• **Information provided**:
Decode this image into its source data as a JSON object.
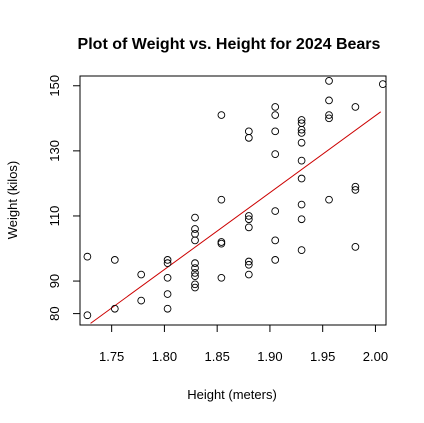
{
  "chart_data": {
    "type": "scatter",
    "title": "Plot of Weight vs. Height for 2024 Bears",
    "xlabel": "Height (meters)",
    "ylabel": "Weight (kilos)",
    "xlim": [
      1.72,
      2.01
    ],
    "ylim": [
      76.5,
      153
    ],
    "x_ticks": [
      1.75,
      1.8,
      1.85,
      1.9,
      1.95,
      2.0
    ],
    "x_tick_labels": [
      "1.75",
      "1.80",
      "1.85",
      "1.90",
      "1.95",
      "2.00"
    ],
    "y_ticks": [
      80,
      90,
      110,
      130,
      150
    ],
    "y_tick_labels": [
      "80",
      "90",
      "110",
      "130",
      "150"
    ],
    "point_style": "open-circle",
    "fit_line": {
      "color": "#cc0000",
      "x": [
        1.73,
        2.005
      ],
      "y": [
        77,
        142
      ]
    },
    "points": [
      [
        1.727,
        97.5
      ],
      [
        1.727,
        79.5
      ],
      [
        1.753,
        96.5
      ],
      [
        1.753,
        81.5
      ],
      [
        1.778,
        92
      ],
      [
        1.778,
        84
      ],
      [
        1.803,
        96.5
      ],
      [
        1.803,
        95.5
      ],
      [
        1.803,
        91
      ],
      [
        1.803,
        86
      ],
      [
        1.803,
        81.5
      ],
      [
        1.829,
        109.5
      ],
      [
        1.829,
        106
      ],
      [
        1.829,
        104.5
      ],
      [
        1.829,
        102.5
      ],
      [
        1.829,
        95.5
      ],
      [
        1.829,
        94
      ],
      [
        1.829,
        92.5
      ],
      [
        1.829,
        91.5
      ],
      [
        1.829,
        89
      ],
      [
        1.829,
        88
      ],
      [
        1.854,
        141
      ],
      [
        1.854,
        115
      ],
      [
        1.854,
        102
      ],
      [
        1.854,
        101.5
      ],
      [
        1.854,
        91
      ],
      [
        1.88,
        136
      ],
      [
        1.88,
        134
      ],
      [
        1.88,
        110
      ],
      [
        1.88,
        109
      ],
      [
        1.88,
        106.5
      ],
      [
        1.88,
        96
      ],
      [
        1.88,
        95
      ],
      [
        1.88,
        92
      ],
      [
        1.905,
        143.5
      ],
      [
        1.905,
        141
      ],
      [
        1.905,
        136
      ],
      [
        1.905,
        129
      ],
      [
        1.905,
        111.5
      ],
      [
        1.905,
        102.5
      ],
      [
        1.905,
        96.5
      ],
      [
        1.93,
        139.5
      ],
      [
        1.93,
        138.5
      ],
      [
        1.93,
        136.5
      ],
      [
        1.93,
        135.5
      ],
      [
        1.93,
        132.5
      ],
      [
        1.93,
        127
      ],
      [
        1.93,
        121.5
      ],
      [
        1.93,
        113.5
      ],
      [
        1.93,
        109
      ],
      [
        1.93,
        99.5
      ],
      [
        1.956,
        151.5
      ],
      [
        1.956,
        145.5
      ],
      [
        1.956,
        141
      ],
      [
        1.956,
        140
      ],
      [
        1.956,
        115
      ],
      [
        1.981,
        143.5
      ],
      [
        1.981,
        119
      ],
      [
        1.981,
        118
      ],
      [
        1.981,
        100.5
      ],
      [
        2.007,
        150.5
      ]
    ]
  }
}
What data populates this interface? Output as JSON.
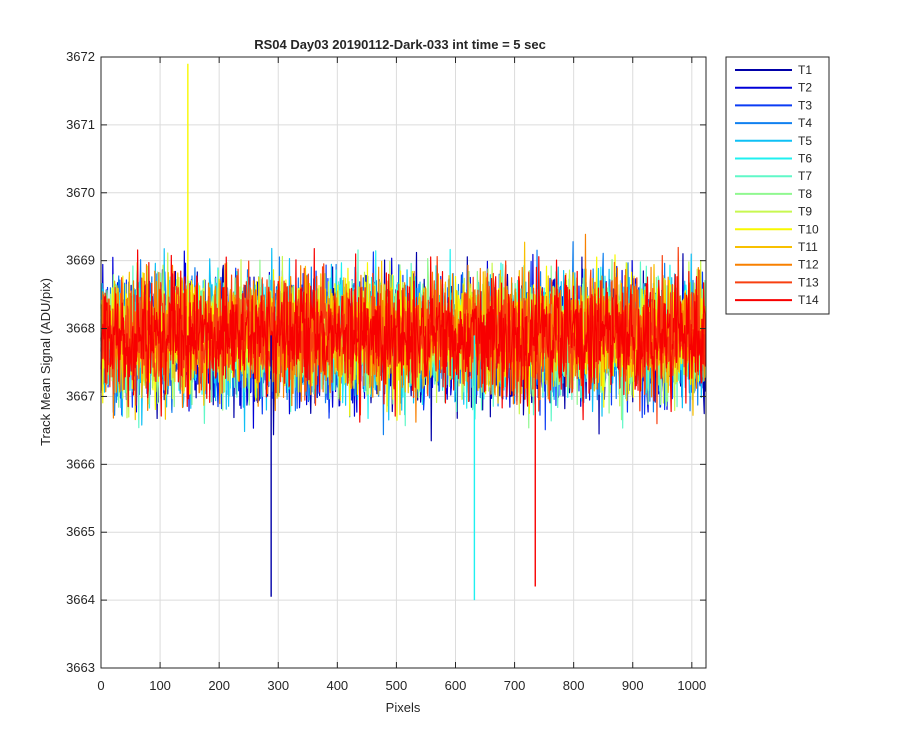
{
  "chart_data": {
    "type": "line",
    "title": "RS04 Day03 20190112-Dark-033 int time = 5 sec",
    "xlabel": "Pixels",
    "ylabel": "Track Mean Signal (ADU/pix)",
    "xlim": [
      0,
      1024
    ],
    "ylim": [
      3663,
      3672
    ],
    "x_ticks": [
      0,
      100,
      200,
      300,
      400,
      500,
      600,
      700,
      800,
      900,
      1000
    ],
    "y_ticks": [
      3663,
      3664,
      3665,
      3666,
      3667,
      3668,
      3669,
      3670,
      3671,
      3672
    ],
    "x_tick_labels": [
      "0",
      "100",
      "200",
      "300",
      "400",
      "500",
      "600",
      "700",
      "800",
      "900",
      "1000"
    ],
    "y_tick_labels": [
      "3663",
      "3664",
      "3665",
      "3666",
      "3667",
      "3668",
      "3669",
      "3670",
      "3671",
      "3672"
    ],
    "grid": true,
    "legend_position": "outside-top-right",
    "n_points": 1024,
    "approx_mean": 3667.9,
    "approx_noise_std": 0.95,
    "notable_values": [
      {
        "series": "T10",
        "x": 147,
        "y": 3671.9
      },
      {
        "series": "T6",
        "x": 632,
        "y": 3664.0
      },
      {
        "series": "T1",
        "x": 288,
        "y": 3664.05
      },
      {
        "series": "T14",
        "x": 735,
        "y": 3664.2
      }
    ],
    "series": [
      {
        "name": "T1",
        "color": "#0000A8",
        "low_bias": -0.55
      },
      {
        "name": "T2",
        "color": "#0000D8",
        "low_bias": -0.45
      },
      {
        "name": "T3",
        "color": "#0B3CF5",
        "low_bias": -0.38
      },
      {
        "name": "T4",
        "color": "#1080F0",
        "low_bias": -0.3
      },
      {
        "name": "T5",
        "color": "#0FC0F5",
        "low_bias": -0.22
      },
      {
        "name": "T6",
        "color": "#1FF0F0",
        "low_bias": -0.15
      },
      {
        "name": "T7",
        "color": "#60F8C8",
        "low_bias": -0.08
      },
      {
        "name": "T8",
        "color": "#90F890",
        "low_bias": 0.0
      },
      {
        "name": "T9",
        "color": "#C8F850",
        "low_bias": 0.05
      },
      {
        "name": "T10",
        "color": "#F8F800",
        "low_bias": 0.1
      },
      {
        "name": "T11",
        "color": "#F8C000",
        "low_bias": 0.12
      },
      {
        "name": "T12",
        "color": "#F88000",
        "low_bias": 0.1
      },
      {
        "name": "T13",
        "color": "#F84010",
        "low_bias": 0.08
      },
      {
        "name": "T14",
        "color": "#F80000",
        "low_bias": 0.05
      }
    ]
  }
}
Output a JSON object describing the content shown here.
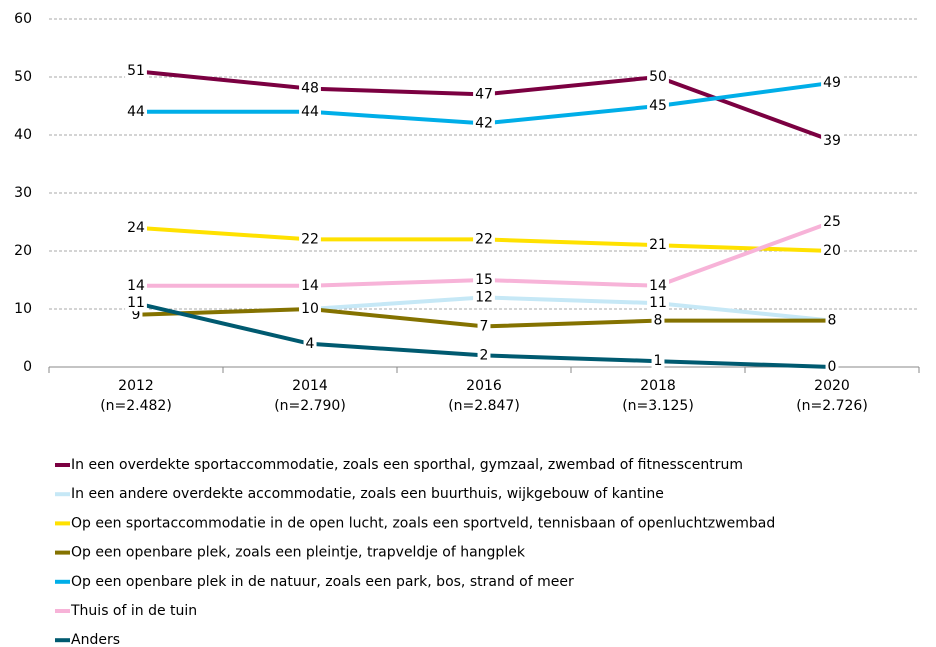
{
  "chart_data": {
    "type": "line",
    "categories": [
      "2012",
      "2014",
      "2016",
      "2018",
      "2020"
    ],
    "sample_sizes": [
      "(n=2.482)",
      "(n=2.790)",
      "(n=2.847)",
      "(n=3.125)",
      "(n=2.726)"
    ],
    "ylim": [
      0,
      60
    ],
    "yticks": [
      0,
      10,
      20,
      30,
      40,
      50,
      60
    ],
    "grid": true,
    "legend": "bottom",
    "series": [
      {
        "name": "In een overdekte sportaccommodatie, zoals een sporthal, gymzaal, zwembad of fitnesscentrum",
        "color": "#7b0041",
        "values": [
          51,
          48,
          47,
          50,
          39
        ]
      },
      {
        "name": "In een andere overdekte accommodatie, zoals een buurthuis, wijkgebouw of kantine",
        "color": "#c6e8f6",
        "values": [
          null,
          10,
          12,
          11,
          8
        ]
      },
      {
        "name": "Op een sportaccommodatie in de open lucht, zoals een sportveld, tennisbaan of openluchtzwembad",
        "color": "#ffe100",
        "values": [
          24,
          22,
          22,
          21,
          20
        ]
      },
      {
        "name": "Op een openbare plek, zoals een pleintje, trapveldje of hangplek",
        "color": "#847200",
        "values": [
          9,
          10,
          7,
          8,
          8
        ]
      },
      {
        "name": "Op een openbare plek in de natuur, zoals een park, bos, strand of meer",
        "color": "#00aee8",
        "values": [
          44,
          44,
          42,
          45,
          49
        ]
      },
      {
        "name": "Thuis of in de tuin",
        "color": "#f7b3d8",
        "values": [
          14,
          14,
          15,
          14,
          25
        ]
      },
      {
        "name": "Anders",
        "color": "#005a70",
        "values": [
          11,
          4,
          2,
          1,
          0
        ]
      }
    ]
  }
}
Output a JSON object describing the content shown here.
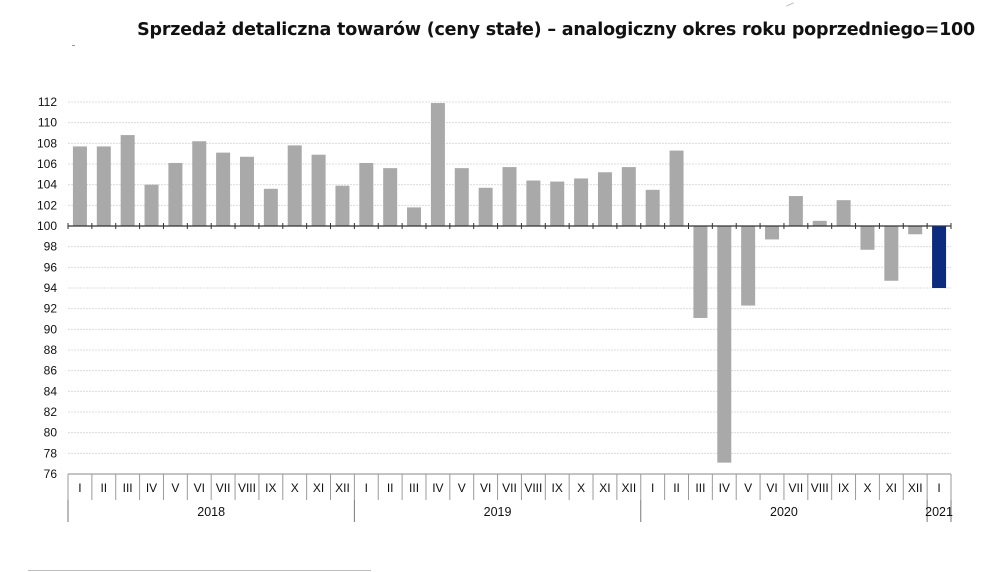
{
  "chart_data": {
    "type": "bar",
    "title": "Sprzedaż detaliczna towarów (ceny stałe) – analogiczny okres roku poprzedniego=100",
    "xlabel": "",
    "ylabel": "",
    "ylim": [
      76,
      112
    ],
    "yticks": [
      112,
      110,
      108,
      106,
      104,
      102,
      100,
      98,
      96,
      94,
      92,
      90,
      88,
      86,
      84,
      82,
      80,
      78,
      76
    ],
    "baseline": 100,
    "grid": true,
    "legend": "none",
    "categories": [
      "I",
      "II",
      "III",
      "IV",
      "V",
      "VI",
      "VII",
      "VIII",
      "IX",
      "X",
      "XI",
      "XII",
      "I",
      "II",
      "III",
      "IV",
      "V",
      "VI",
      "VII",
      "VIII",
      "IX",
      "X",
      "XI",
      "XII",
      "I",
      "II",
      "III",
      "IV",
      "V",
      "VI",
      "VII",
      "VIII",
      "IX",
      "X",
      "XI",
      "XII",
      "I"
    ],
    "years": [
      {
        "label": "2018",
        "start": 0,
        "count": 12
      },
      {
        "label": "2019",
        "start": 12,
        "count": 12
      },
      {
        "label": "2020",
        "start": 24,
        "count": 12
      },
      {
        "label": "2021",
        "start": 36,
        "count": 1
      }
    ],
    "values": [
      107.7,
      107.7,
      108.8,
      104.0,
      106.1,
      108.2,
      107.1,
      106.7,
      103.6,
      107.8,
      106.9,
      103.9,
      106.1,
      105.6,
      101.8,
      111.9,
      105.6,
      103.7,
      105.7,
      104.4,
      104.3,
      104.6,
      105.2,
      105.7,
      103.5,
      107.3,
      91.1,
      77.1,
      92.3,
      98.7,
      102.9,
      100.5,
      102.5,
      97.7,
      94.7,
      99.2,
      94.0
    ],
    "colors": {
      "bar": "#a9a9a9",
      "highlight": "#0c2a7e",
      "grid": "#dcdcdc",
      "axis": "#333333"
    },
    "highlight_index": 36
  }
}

• **Exercise objective**: Where a line contains the string "title", extract that line.

• **The response**:
    "title": "Plot of Weight vs. Height for 2024 Bears",
    "title": "RS04 Day03 20190112-Dark-033 int time = 5 sec",
    "title": "Sprzedaż detaliczna towarów (ceny stałe) – analogiczny okres roku poprzedniego=100",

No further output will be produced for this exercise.